[Saved entries]
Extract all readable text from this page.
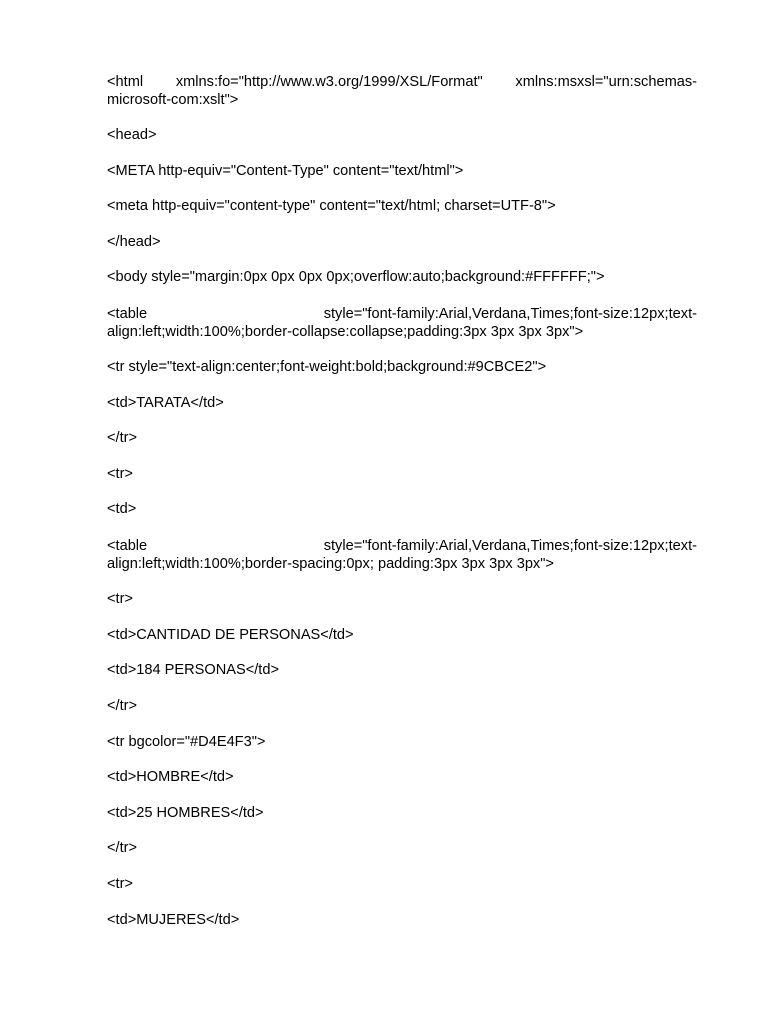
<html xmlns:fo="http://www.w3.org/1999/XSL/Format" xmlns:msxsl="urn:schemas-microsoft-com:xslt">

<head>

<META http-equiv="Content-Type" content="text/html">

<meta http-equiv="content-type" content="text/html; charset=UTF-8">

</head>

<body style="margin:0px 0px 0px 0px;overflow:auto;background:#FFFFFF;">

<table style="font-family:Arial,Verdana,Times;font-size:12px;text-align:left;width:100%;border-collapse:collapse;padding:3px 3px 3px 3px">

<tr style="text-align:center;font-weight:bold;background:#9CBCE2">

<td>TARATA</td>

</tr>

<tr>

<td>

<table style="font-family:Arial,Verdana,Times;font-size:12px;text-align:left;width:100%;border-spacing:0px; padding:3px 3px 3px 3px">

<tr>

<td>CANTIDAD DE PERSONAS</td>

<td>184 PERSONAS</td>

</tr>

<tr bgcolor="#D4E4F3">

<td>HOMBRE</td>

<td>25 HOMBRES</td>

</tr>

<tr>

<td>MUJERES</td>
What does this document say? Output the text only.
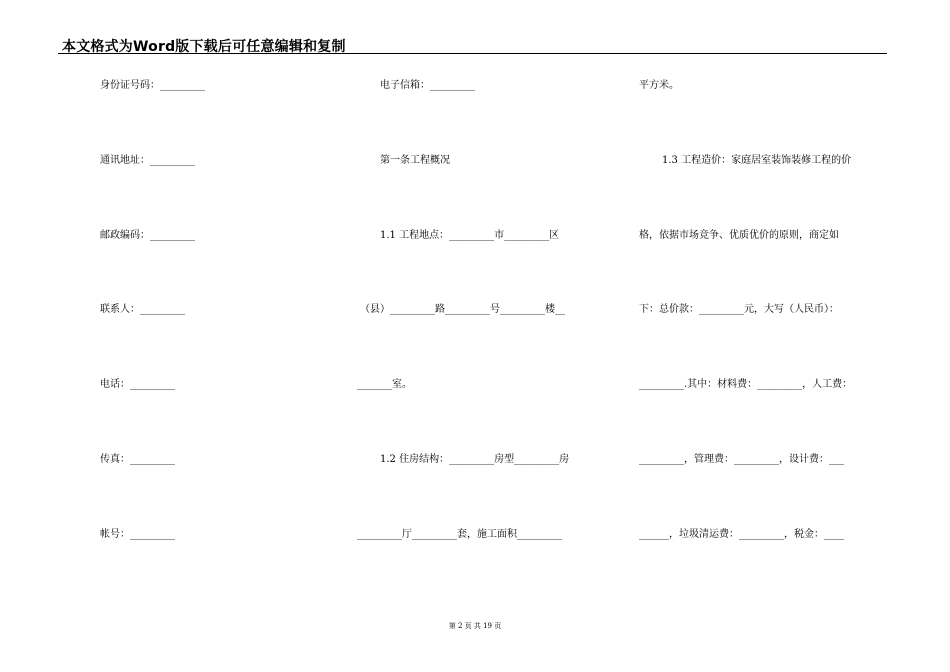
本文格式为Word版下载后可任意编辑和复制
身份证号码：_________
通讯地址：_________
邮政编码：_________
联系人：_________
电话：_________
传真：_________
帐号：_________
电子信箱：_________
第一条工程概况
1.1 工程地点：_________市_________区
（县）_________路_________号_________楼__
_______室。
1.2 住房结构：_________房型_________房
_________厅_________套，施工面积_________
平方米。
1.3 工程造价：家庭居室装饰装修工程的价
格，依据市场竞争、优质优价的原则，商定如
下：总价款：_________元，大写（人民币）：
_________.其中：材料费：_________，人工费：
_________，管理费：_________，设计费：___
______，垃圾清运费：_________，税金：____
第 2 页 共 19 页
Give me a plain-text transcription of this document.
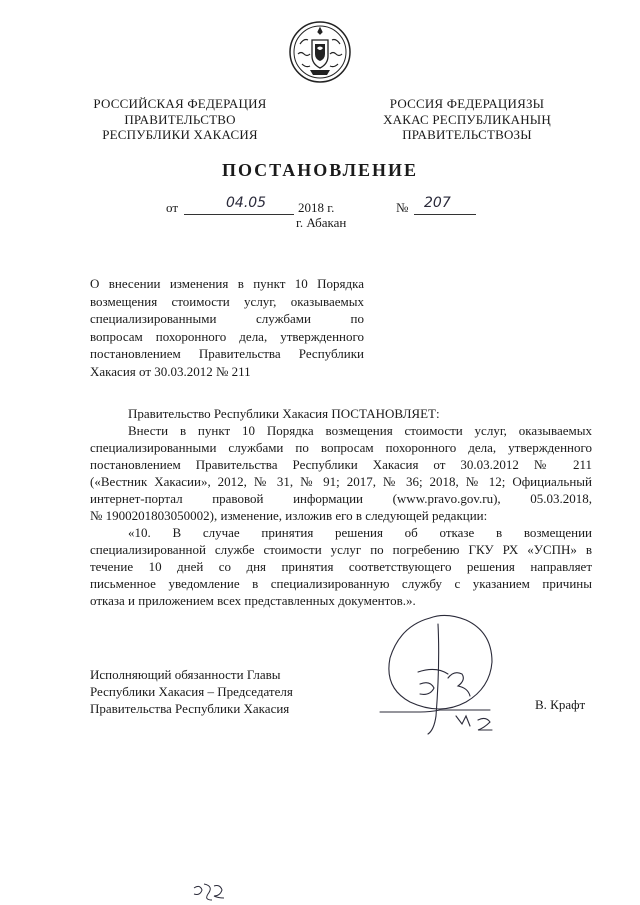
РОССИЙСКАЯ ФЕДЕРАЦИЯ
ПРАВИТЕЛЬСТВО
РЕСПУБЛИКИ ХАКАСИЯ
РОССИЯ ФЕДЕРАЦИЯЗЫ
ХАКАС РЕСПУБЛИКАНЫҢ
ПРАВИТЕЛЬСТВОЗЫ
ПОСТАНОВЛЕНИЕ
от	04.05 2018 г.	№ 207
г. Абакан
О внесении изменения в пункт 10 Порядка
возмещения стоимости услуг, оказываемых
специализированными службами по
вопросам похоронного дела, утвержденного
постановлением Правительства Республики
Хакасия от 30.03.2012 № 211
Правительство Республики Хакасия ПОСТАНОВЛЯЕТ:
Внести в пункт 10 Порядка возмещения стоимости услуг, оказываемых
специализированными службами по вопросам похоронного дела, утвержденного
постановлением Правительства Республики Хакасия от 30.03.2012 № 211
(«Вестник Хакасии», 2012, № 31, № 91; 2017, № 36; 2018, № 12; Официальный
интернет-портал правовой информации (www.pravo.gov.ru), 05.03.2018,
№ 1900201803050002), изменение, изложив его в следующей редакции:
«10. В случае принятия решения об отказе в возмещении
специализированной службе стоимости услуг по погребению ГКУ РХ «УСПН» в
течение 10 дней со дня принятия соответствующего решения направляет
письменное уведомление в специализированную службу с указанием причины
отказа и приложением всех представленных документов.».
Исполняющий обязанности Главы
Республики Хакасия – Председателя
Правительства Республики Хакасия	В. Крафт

-- TASK REQUIREMENTS --
Every line is to be duplicated exactly, though pictures stay out.

-- RESULT OF THIS EXERCISE --
Extract all readable text from this page.
<html xmlns:fo="http://www.w3.org/1999/XSL/Format" xmlns:msxsl="urn:schemas-microsoft-com:xslt">

<head>

<META http-equiv="Content-Type" content="text/html">

<meta http-equiv="content-type" content="text/html; charset=UTF-8">

</head>

<body style="margin:0px 0px 0px 0px;overflow:auto;background:#FFFFFF;">

<table style="font-family:Arial,Verdana,Times;font-size:12px;text-align:left;width:100%;border-collapse:collapse;padding:3px 3px 3px 3px">

<tr style="text-align:center;font-weight:bold;background:#9CBCE2">

<td>TARATA</td>

</tr>

<tr>

<td>

<table style="font-family:Arial,Verdana,Times;font-size:12px;text-align:left;width:100%;border-spacing:0px; padding:3px 3px 3px 3px">

<tr>

<td>CANTIDAD DE PERSONAS</td>

<td>184 PERSONAS</td>

</tr>

<tr bgcolor="#D4E4F3">

<td>HOMBRE</td>

<td>25 HOMBRES</td>

</tr>

<tr>

<td>MUJERES</td>
What does this document say? Output the text only.
本文格式为Word版下载后可任意编辑和复制
身份证号码：_________
通讯地址：_________
邮政编码：_________
联系人：_________
电话：_________
传真：_________
帐号：_________
电子信箱：_________
第一条工程概况
1.1 工程地点：_________市_________区
（县）_________路_________号_________楼__
_______室。
1.2 住房结构：_________房型_________房
_________厅_________套，施工面积_________
平方米。
1.3 工程造价：家庭居室装饰装修工程的价
格，依据市场竞争、优质优价的原则，商定如
下：总价款：_________元，大写（人民币）：
_________.其中：材料费：_________，人工费：
_________，管理费：_________，设计费：___
______，垃圾清运费：_________，税金：____
第 2 页 共 19 页
Give me a plain-text transcription of this document.
РОССИЙСКАЯ ФЕДЕРАЦИЯ
ПРАВИТЕЛЬСТВО
РЕСПУБЛИКИ ХАКАСИЯ
РОССИЯ ФЕДЕРАЦИЯЗЫ
ХАКАС РЕСПУБЛИКАНЫҢ
ПРАВИТЕЛЬСТВОЗЫ
ПОСТАНОВЛЕНИЕ
от	04.05 2018 г.	№ 207
г. Абакан
О внесении изменения в пункт 10 Порядка
возмещения стоимости услуг, оказываемых
специализированными службами по
вопросам похоронного дела, утвержденного
постановлением Правительства Республики
Хакасия от 30.03.2012 № 211
Правительство Республики Хакасия ПОСТАНОВЛЯЕТ:
Внести в пункт 10 Порядка возмещения стоимости услуг, оказываемых
специализированными службами по вопросам похоронного дела, утвержденного
постановлением Правительства Республики Хакасия от 30.03.2012 № 211
(«Вестник Хакасии», 2012, № 31, № 91; 2017, № 36; 2018, № 12; Официальный
интернет-портал правовой информации (www.pravo.gov.ru), 05.03.2018,
№ 1900201803050002), изменение, изложив его в следующей редакции:
«10. В случае принятия решения об отказе в возмещении
специализированной службе стоимости услуг по погребению ГКУ РХ «УСПН» в
течение 10 дней со дня принятия соответствующего решения направляет
письменное уведомление в специализированную службу с указанием причины
отказа и приложением всех представленных документов.».
Исполняющий обязанности Главы
Республики Хакасия – Председателя
Правительства Республики Хакасия	В. Крафт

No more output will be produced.